Material to process:
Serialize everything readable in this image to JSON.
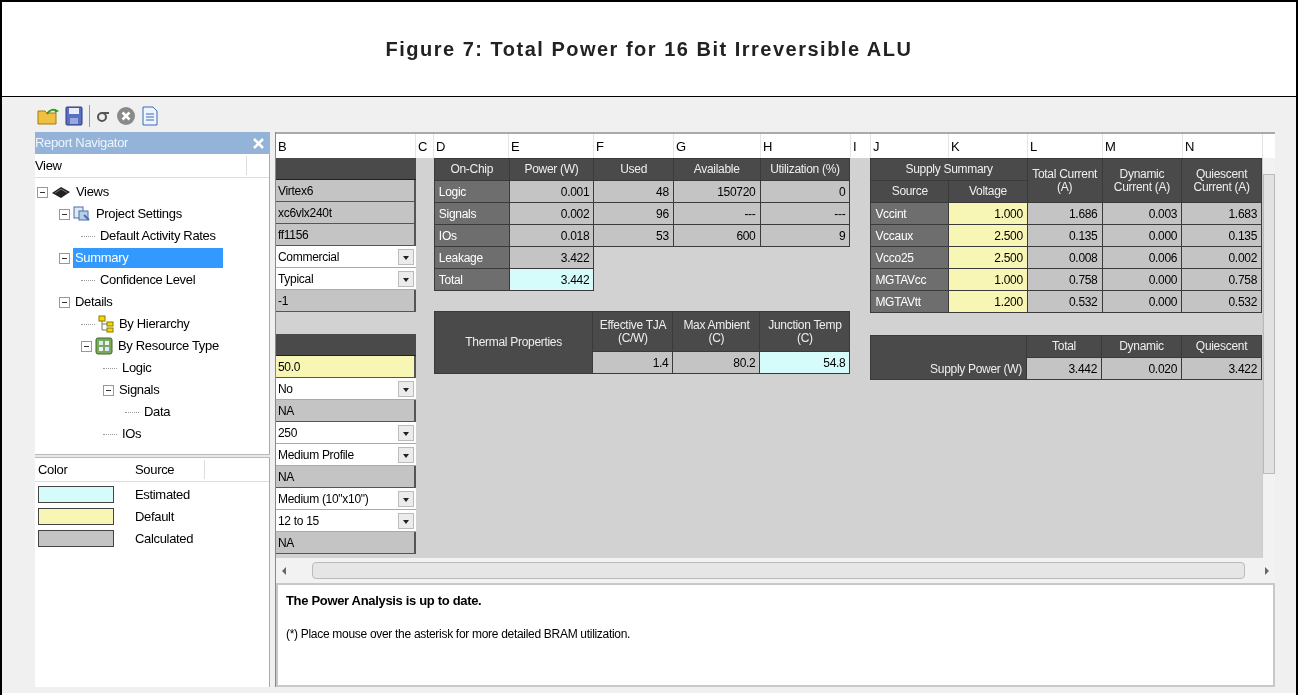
{
  "caption": "Figure 7: Total Power for 16 Bit Irreversible ALU",
  "navigator": {
    "title": "Report Navigator",
    "column": "View",
    "tree": [
      {
        "label": "Views",
        "kind": "chip",
        "expanded": true,
        "selected": false,
        "children": [
          {
            "label": "Project Settings",
            "kind": "settings",
            "expanded": true,
            "selected": false,
            "children": [
              {
                "label": "Default Activity Rates",
                "selected": false
              }
            ]
          },
          {
            "label": "Summary",
            "expanded": true,
            "selected": true,
            "children": [
              {
                "label": "Confidence Level",
                "selected": false
              }
            ]
          },
          {
            "label": "Details",
            "expanded": true,
            "selected": false,
            "children": [
              {
                "label": "By Hierarchy",
                "kind": "hierarchy",
                "selected": false
              },
              {
                "label": "By Resource Type",
                "kind": "resource",
                "expanded": true,
                "selected": false,
                "children": [
                  {
                    "label": "Logic",
                    "selected": false
                  },
                  {
                    "label": "Signals",
                    "expanded": true,
                    "selected": false,
                    "children": [
                      {
                        "label": "Data",
                        "selected": false
                      }
                    ]
                  },
                  {
                    "label": "IOs",
                    "selected": false
                  }
                ]
              }
            ]
          }
        ]
      }
    ]
  },
  "legend": {
    "columns": [
      "Color",
      "Source"
    ],
    "items": [
      {
        "label": "Estimated",
        "color": "#d6fbfb"
      },
      {
        "label": "Default",
        "color": "#f8f6b4"
      },
      {
        "label": "Calculated",
        "color": "#c4c4c4"
      }
    ]
  },
  "sheet": {
    "columns": [
      "B",
      "C",
      "D",
      "E",
      "F",
      "G",
      "H",
      "I",
      "J",
      "K",
      "L",
      "M",
      "N"
    ],
    "settings": [
      {
        "kind": "header"
      },
      {
        "kind": "calculated",
        "text": "Virtex6"
      },
      {
        "kind": "calculated",
        "text": "xc6vlx240t"
      },
      {
        "kind": "calculated",
        "text": "ff1156"
      },
      {
        "kind": "dropdown",
        "text": "Commercial"
      },
      {
        "kind": "dropdown",
        "text": "Typical"
      },
      {
        "kind": "calculated",
        "text": "-1"
      },
      {
        "kind": "gap"
      },
      {
        "kind": "header"
      },
      {
        "kind": "default",
        "text": "50.0"
      },
      {
        "kind": "dropdown",
        "text": "No"
      },
      {
        "kind": "calculated",
        "text": "NA"
      },
      {
        "kind": "dropdown",
        "text": "250"
      },
      {
        "kind": "dropdown",
        "text": "Medium Profile"
      },
      {
        "kind": "calculated",
        "text": "NA"
      },
      {
        "kind": "dropdown",
        "text": "Medium (10\"x10\")"
      },
      {
        "kind": "dropdown",
        "text": "12 to 15"
      },
      {
        "kind": "calculated",
        "text": "NA"
      }
    ],
    "on_chip": {
      "columns": [
        "On-Chip",
        "Power (W)",
        "Used",
        "Available",
        "Utilization (%)"
      ],
      "rows": [
        {
          "cells": [
            {
              "text": "Logic",
              "color": "#6e6e6e"
            },
            {
              "text": "0.001",
              "color": "#c4c4c4"
            },
            {
              "text": "48",
              "color": "#c4c4c4"
            },
            {
              "text": "150720",
              "color": "#c4c4c4"
            },
            {
              "text": "0",
              "color": "#c4c4c4"
            }
          ]
        },
        {
          "cells": [
            {
              "text": "Signals",
              "color": "#6e6e6e"
            },
            {
              "text": "0.002",
              "color": "#c4c4c4"
            },
            {
              "text": "96",
              "color": "#c4c4c4"
            },
            {
              "text": "---",
              "color": "#c4c4c4"
            },
            {
              "text": "---",
              "color": "#c4c4c4"
            }
          ]
        },
        {
          "cells": [
            {
              "text": "IOs",
              "color": "#6e6e6e"
            },
            {
              "text": "0.018",
              "color": "#c4c4c4"
            },
            {
              "text": "53",
              "color": "#c4c4c4"
            },
            {
              "text": "600",
              "color": "#c4c4c4"
            },
            {
              "text": "9",
              "color": "#c4c4c4"
            }
          ]
        },
        {
          "cells": [
            {
              "text": "Leakage",
              "color": "#6e6e6e"
            },
            {
              "text": "3.422",
              "color": "#c4c4c4"
            }
          ]
        },
        {
          "cells": [
            {
              "text": "Total",
              "color": "#6e6e6e"
            },
            {
              "text": "3.442",
              "color": "#d6fbfb"
            }
          ]
        }
      ]
    },
    "thermal": {
      "title": "Thermal  Properties",
      "columns": [
        "Effective TJA (C/W)",
        "Max Ambient (C)",
        "Junction Temp (C)"
      ],
      "values": [
        {
          "text": "1.4",
          "color": "#c4c4c4"
        },
        {
          "text": "80.2",
          "color": "#c4c4c4"
        },
        {
          "text": "54.8",
          "color": "#d6fbfb"
        }
      ]
    },
    "supply": {
      "title": "Supply Summary",
      "columns": [
        "Source",
        "Voltage",
        "Total Current (A)",
        "Dynamic Current (A)",
        "Quiescent Current (A)"
      ],
      "rows": [
        {
          "cells": [
            {
              "text": "Vccint",
              "color": "#6e6e6e"
            },
            {
              "text": "1.000",
              "color": "#f8f6b4"
            },
            {
              "text": "1.686",
              "color": "#c4c4c4"
            },
            {
              "text": "0.003",
              "color": "#c4c4c4"
            },
            {
              "text": "1.683",
              "color": "#c4c4c4"
            }
          ]
        },
        {
          "cells": [
            {
              "text": "Vccaux",
              "color": "#6e6e6e"
            },
            {
              "text": "2.500",
              "color": "#f8f6b4"
            },
            {
              "text": "0.135",
              "color": "#c4c4c4"
            },
            {
              "text": "0.000",
              "color": "#c4c4c4"
            },
            {
              "text": "0.135",
              "color": "#c4c4c4"
            }
          ]
        },
        {
          "cells": [
            {
              "text": "Vcco25",
              "color": "#6e6e6e"
            },
            {
              "text": "2.500",
              "color": "#f8f6b4"
            },
            {
              "text": "0.008",
              "color": "#c4c4c4"
            },
            {
              "text": "0.006",
              "color": "#c4c4c4"
            },
            {
              "text": "0.002",
              "color": "#c4c4c4"
            }
          ]
        },
        {
          "cells": [
            {
              "text": "MGTAVcc",
              "color": "#6e6e6e"
            },
            {
              "text": "1.000",
              "color": "#f8f6b4"
            },
            {
              "text": "0.758",
              "color": "#c4c4c4"
            },
            {
              "text": "0.000",
              "color": "#c4c4c4"
            },
            {
              "text": "0.758",
              "color": "#c4c4c4"
            }
          ]
        },
        {
          "cells": [
            {
              "text": "MGTAVtt",
              "color": "#6e6e6e"
            },
            {
              "text": "1.200",
              "color": "#f8f6b4"
            },
            {
              "text": "0.532",
              "color": "#c4c4c4"
            },
            {
              "text": "0.000",
              "color": "#c4c4c4"
            },
            {
              "text": "0.532",
              "color": "#c4c4c4"
            }
          ]
        }
      ]
    },
    "supply_power": {
      "title": "Supply Power (W)",
      "columns": [
        "Total",
        "Dynamic",
        "Quiescent"
      ],
      "values": [
        {
          "text": "3.442",
          "color": "#c4c4c4"
        },
        {
          "text": "0.020",
          "color": "#c4c4c4"
        },
        {
          "text": "3.422",
          "color": "#c4c4c4"
        }
      ]
    }
  },
  "status": {
    "message": "The Power Analysis is up to date.",
    "note": "(*) Place mouse over the asterisk for more detailed BRAM utilization."
  }
}
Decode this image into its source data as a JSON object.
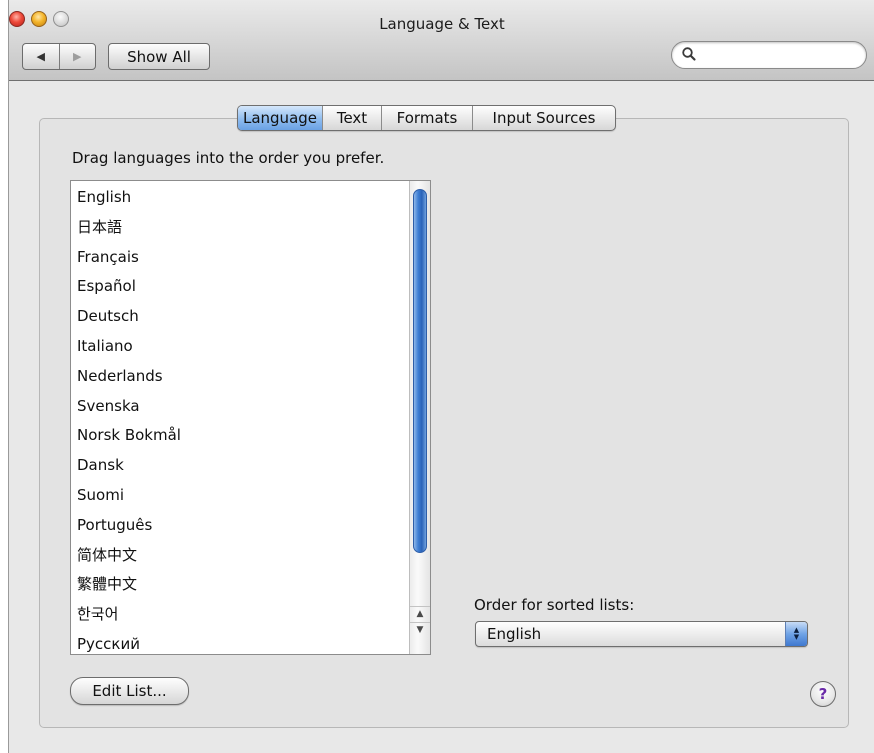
{
  "window": {
    "title": "Language & Text"
  },
  "toolbar": {
    "back_icon": "left-triangle",
    "forward_icon": "right-triangle",
    "show_all_label": "Show All",
    "search": {
      "placeholder": "",
      "value": "",
      "icon": "magnifier-icon"
    }
  },
  "tabs": [
    {
      "label": "Language",
      "active": true
    },
    {
      "label": "Text",
      "active": false
    },
    {
      "label": "Formats",
      "active": false
    },
    {
      "label": "Input Sources",
      "active": false
    }
  ],
  "language_pane": {
    "instructions": "Drag languages into the order you prefer.",
    "languages": [
      "English",
      "日本語",
      "Français",
      "Español",
      "Deutsch",
      "Italiano",
      "Nederlands",
      "Svenska",
      "Norsk Bokmål",
      "Dansk",
      "Suomi",
      "Português",
      "简体中文",
      "繁體中文",
      "한국어",
      "Русский"
    ],
    "sorted_lists_label": "Order for sorted lists:",
    "sorted_lists_value": "English",
    "edit_list_label": "Edit List...",
    "help_label": "?"
  },
  "colors": {
    "selected_tab": "#6aa1e4",
    "help_glyph": "#6a2aa8",
    "scroll_thumb": "#3f7fd4"
  }
}
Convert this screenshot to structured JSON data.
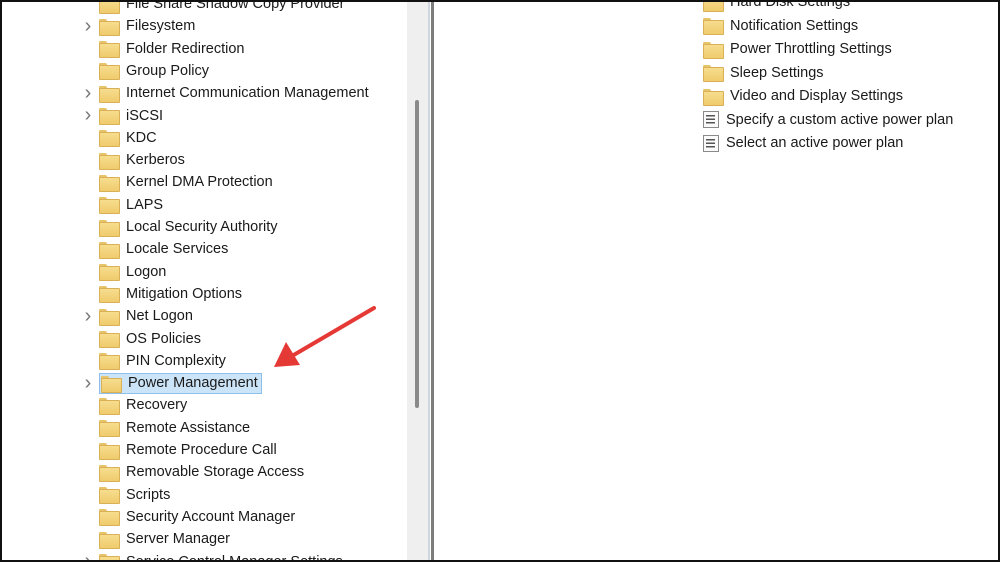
{
  "tree": {
    "items": [
      {
        "label": "File Share Shadow Copy Provider",
        "expandable": false
      },
      {
        "label": "Filesystem",
        "expandable": true
      },
      {
        "label": "Folder Redirection",
        "expandable": false
      },
      {
        "label": "Group Policy",
        "expandable": false
      },
      {
        "label": "Internet Communication Management",
        "expandable": true
      },
      {
        "label": "iSCSI",
        "expandable": true
      },
      {
        "label": "KDC",
        "expandable": false
      },
      {
        "label": "Kerberos",
        "expandable": false
      },
      {
        "label": "Kernel DMA Protection",
        "expandable": false
      },
      {
        "label": "LAPS",
        "expandable": false
      },
      {
        "label": "Local Security Authority",
        "expandable": false
      },
      {
        "label": "Locale Services",
        "expandable": false
      },
      {
        "label": "Logon",
        "expandable": false
      },
      {
        "label": "Mitigation Options",
        "expandable": false
      },
      {
        "label": "Net Logon",
        "expandable": true
      },
      {
        "label": "OS Policies",
        "expandable": false
      },
      {
        "label": "PIN Complexity",
        "expandable": false
      },
      {
        "label": "Power Management",
        "expandable": true,
        "selected": true
      },
      {
        "label": "Recovery",
        "expandable": false
      },
      {
        "label": "Remote Assistance",
        "expandable": false
      },
      {
        "label": "Remote Procedure Call",
        "expandable": false
      },
      {
        "label": "Removable Storage Access",
        "expandable": false
      },
      {
        "label": "Scripts",
        "expandable": false
      },
      {
        "label": "Security Account Manager",
        "expandable": false
      },
      {
        "label": "Server Manager",
        "expandable": false
      },
      {
        "label": "Service Control Manager Settings",
        "expandable": true
      }
    ]
  },
  "details": {
    "items": [
      {
        "label": "Hard Disk Settings",
        "type": "folder"
      },
      {
        "label": "Notification Settings",
        "type": "folder"
      },
      {
        "label": "Power Throttling Settings",
        "type": "folder"
      },
      {
        "label": "Sleep Settings",
        "type": "folder"
      },
      {
        "label": "Video and Display Settings",
        "type": "folder"
      },
      {
        "label": "Specify a custom active power plan",
        "type": "policy"
      },
      {
        "label": "Select an active power plan",
        "type": "policy"
      }
    ]
  },
  "annotation": {
    "color": "#e53935"
  }
}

Required task:
Filter the listing above by the word "Manager"; copy each line that passes.

Solution:
        "label": "Security Account Manager",
        "label": "Server Manager",
        "label": "Service Control Manager Settings",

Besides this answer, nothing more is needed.